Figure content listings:
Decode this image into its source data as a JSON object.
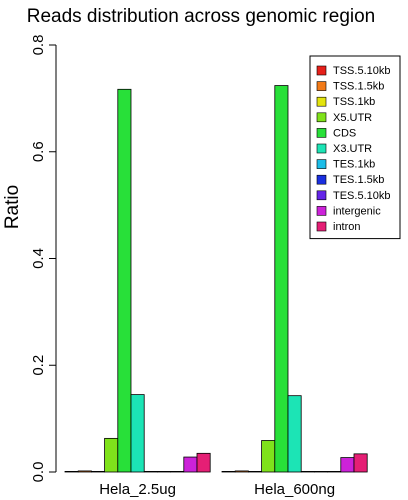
{
  "chart_data": {
    "type": "bar",
    "title": "Reads distribution across genomic region",
    "xlabel": "",
    "ylabel": "Ratio",
    "ylim": [
      0,
      0.8
    ],
    "yticks": [
      "0.0",
      "0.2",
      "0.4",
      "0.6",
      "0.8"
    ],
    "grid": false,
    "legend_position": "top-right",
    "categories": [
      "Hela_2.5ug",
      "Hela_600ng"
    ],
    "series": [
      {
        "name": "TSS.5.10kb",
        "color": "#E6201A",
        "values": [
          0.001,
          0.001
        ]
      },
      {
        "name": "TSS.1.5kb",
        "color": "#F27A17",
        "values": [
          0.002,
          0.002
        ]
      },
      {
        "name": "TSS.1kb",
        "color": "#E4E40E",
        "values": [
          0.0,
          0.0
        ]
      },
      {
        "name": "X5.UTR",
        "color": "#7FE21B",
        "values": [
          0.063,
          0.059
        ]
      },
      {
        "name": "CDS",
        "color": "#28E039",
        "values": [
          0.717,
          0.724
        ]
      },
      {
        "name": "X3.UTR",
        "color": "#1CE4B5",
        "values": [
          0.145,
          0.143
        ]
      },
      {
        "name": "TES.1kb",
        "color": "#1CBDE8",
        "values": [
          0.0,
          0.0
        ]
      },
      {
        "name": "TES.1.5kb",
        "color": "#1A2FE0",
        "values": [
          0.001,
          0.001
        ]
      },
      {
        "name": "TES.5.10kb",
        "color": "#6425E8",
        "values": [
          0.001,
          0.001
        ]
      },
      {
        "name": "intergenic",
        "color": "#CC22D9",
        "values": [
          0.028,
          0.027
        ]
      },
      {
        "name": "intron",
        "color": "#E51F75",
        "values": [
          0.035,
          0.034
        ]
      }
    ]
  }
}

▶ Your task
Retype each line above precisely, please. Skip anything that is a picture.

▶ Written answer
Decode this image into its source data as a JSON object.
{
  "chart_data": {
    "type": "bar",
    "title": "Reads distribution across genomic region",
    "xlabel": "",
    "ylabel": "Ratio",
    "ylim": [
      0,
      0.8
    ],
    "yticks": [
      "0.0",
      "0.2",
      "0.4",
      "0.6",
      "0.8"
    ],
    "grid": false,
    "legend_position": "top-right",
    "categories": [
      "Hela_2.5ug",
      "Hela_600ng"
    ],
    "series": [
      {
        "name": "TSS.5.10kb",
        "color": "#E6201A",
        "values": [
          0.001,
          0.001
        ]
      },
      {
        "name": "TSS.1.5kb",
        "color": "#F27A17",
        "values": [
          0.002,
          0.002
        ]
      },
      {
        "name": "TSS.1kb",
        "color": "#E4E40E",
        "values": [
          0.0,
          0.0
        ]
      },
      {
        "name": "X5.UTR",
        "color": "#7FE21B",
        "values": [
          0.063,
          0.059
        ]
      },
      {
        "name": "CDS",
        "color": "#28E039",
        "values": [
          0.717,
          0.724
        ]
      },
      {
        "name": "X3.UTR",
        "color": "#1CE4B5",
        "values": [
          0.145,
          0.143
        ]
      },
      {
        "name": "TES.1kb",
        "color": "#1CBDE8",
        "values": [
          0.0,
          0.0
        ]
      },
      {
        "name": "TES.1.5kb",
        "color": "#1A2FE0",
        "values": [
          0.001,
          0.001
        ]
      },
      {
        "name": "TES.5.10kb",
        "color": "#6425E8",
        "values": [
          0.001,
          0.001
        ]
      },
      {
        "name": "intergenic",
        "color": "#CC22D9",
        "values": [
          0.028,
          0.027
        ]
      },
      {
        "name": "intron",
        "color": "#E51F75",
        "values": [
          0.035,
          0.034
        ]
      }
    ]
  }
}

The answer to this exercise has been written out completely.